WORK TO COMPLETE:
Locate and copy each line in the data that contains the word "NaBH₄".

-- start DATA EXCERPTS --

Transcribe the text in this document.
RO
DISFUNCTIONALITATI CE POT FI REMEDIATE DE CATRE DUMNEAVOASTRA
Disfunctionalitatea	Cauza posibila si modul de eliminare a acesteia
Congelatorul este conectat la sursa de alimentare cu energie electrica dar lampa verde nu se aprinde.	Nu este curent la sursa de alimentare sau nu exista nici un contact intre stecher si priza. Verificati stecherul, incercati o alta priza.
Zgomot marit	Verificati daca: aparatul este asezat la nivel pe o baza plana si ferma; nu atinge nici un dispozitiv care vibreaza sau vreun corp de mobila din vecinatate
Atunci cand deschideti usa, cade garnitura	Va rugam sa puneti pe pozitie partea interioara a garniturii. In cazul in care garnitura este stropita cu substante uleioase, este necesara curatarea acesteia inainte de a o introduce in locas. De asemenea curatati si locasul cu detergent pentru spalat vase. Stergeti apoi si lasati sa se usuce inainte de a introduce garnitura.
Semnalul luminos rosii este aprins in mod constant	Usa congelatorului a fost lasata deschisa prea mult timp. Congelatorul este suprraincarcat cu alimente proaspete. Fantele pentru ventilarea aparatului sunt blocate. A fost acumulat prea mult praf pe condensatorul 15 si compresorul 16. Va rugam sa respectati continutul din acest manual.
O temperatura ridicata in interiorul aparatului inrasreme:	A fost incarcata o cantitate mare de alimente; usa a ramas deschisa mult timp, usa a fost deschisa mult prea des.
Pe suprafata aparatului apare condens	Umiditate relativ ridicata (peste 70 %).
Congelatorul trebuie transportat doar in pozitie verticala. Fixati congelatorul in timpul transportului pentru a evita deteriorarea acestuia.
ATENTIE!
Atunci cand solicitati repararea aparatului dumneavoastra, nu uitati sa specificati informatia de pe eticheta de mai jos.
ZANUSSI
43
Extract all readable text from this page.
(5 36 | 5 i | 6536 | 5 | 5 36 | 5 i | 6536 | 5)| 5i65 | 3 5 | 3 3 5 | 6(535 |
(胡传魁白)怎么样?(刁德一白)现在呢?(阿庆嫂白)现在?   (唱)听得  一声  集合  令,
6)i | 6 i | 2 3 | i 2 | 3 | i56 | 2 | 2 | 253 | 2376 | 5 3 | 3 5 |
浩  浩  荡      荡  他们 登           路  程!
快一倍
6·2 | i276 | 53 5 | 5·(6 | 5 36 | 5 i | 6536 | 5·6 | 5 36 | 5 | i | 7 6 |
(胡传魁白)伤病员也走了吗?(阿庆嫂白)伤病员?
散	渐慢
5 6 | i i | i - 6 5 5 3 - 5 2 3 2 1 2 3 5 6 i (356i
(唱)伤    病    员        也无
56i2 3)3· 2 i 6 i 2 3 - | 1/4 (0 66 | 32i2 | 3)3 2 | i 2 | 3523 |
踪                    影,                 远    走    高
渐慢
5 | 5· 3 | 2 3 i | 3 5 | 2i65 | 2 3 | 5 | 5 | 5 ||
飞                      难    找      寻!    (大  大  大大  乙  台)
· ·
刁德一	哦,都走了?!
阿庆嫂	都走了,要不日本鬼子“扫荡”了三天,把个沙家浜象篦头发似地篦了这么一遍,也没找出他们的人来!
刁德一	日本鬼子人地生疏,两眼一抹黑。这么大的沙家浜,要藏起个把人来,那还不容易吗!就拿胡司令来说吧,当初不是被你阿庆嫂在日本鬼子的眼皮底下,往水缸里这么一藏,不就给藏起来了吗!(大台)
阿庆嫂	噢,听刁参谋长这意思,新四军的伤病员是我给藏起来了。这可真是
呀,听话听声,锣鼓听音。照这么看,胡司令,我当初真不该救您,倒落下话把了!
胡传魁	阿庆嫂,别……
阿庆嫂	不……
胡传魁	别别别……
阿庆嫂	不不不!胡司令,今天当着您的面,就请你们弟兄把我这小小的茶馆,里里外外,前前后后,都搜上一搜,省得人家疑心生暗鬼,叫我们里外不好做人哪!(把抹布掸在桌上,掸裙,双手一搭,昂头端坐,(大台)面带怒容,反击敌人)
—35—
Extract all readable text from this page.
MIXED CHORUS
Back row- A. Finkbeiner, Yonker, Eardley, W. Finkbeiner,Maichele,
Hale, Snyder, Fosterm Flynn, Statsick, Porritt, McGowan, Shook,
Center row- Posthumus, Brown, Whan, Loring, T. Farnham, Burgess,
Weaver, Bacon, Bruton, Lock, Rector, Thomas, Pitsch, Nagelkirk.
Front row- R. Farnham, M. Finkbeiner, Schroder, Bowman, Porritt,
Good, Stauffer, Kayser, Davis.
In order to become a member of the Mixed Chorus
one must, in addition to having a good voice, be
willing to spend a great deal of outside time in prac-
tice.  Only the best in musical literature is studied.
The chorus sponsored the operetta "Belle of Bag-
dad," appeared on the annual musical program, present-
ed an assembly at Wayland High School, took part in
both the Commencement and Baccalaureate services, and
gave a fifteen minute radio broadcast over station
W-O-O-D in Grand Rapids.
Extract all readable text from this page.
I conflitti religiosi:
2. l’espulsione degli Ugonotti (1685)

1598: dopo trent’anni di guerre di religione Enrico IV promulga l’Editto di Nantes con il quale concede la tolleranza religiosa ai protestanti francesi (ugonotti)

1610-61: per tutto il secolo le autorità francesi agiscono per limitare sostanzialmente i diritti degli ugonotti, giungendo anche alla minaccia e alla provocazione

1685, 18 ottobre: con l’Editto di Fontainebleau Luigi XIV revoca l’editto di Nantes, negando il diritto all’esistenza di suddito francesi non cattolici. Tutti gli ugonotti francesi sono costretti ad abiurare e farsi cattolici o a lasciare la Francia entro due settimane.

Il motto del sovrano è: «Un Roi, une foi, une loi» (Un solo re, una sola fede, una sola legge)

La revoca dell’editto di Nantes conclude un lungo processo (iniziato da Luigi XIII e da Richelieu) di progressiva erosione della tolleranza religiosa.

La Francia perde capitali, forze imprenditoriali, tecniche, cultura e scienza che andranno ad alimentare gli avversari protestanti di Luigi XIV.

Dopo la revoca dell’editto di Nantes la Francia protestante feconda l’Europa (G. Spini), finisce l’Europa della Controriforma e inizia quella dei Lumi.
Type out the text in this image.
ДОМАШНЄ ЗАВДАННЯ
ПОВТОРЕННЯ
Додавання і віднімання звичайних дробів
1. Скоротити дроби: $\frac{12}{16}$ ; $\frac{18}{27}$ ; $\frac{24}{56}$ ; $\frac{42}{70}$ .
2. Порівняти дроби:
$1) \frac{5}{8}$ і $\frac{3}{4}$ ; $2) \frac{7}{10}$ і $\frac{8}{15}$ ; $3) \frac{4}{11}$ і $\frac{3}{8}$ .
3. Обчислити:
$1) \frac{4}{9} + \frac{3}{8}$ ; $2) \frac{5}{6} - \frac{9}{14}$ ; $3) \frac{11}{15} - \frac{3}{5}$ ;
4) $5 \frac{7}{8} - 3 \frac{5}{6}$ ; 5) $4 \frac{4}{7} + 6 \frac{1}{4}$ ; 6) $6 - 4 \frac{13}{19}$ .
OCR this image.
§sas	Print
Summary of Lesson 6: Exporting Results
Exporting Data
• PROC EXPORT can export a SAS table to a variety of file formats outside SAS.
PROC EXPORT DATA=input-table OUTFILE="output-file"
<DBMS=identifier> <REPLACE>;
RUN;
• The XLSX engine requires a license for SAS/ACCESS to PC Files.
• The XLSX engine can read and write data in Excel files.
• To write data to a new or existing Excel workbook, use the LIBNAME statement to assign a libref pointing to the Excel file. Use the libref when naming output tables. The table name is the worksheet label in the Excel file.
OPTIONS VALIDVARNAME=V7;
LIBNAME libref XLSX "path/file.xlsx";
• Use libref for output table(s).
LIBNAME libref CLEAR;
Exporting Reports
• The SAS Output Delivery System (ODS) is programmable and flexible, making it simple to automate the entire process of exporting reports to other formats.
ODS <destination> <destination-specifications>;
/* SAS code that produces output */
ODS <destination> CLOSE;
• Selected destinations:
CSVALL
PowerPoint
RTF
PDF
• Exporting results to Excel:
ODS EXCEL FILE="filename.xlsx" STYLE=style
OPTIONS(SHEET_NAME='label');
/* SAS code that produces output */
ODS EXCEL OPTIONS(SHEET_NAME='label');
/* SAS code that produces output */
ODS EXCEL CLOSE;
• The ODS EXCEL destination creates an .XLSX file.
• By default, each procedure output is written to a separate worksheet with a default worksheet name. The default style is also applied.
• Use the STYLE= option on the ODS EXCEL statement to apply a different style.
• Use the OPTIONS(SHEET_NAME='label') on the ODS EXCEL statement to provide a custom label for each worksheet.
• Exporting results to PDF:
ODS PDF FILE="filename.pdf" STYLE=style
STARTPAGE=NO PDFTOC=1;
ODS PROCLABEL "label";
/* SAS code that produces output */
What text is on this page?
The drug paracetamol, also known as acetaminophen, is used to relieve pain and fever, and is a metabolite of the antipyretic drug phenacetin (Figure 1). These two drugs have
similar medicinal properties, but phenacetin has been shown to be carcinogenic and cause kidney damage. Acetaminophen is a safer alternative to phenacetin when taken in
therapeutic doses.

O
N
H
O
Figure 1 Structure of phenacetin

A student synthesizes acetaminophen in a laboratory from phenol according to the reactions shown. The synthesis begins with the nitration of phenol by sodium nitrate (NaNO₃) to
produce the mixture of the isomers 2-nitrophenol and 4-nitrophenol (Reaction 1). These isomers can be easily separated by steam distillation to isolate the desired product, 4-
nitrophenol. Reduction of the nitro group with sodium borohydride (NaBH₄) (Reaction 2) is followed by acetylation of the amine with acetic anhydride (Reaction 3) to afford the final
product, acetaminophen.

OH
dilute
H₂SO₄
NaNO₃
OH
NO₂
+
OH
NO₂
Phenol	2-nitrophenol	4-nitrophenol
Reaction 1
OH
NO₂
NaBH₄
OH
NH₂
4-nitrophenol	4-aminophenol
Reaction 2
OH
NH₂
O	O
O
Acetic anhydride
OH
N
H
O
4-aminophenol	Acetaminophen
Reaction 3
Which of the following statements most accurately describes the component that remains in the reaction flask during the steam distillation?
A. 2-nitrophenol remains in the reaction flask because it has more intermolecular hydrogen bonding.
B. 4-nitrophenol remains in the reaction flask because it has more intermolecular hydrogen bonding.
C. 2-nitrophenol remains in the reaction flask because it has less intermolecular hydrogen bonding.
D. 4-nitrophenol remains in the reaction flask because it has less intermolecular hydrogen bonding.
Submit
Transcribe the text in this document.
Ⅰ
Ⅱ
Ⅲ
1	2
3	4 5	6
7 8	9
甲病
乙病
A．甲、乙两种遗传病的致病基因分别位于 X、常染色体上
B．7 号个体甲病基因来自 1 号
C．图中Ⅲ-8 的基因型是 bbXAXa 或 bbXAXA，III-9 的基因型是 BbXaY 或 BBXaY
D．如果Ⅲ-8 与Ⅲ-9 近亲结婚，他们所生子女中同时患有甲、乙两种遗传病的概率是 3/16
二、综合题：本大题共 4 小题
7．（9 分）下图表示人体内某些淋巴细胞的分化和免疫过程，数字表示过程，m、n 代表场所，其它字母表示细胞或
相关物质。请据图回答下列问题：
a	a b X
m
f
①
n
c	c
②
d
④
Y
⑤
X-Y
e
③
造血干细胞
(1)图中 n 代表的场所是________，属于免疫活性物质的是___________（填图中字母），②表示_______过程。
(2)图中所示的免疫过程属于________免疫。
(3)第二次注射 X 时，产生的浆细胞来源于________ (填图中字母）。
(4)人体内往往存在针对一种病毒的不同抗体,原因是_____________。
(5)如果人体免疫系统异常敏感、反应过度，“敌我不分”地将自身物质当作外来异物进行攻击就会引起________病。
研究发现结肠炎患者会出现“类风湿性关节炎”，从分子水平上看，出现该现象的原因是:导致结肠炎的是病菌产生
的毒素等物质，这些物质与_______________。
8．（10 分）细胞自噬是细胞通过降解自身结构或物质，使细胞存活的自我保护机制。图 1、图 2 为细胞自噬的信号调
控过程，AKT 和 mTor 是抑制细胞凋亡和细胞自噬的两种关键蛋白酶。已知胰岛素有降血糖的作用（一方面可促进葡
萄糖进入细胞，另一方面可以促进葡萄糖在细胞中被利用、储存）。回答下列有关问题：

-- end DATA EXCERPTS --

ANSWER TO THIS EXERCISE:
nitrophenol. Reduction of the nitro group with sodium borohydride (NaBH₄) (Reaction 2) is followed by acetylation of the amine with acetic anhydride (Reaction 3) to afford the final
NaBH₄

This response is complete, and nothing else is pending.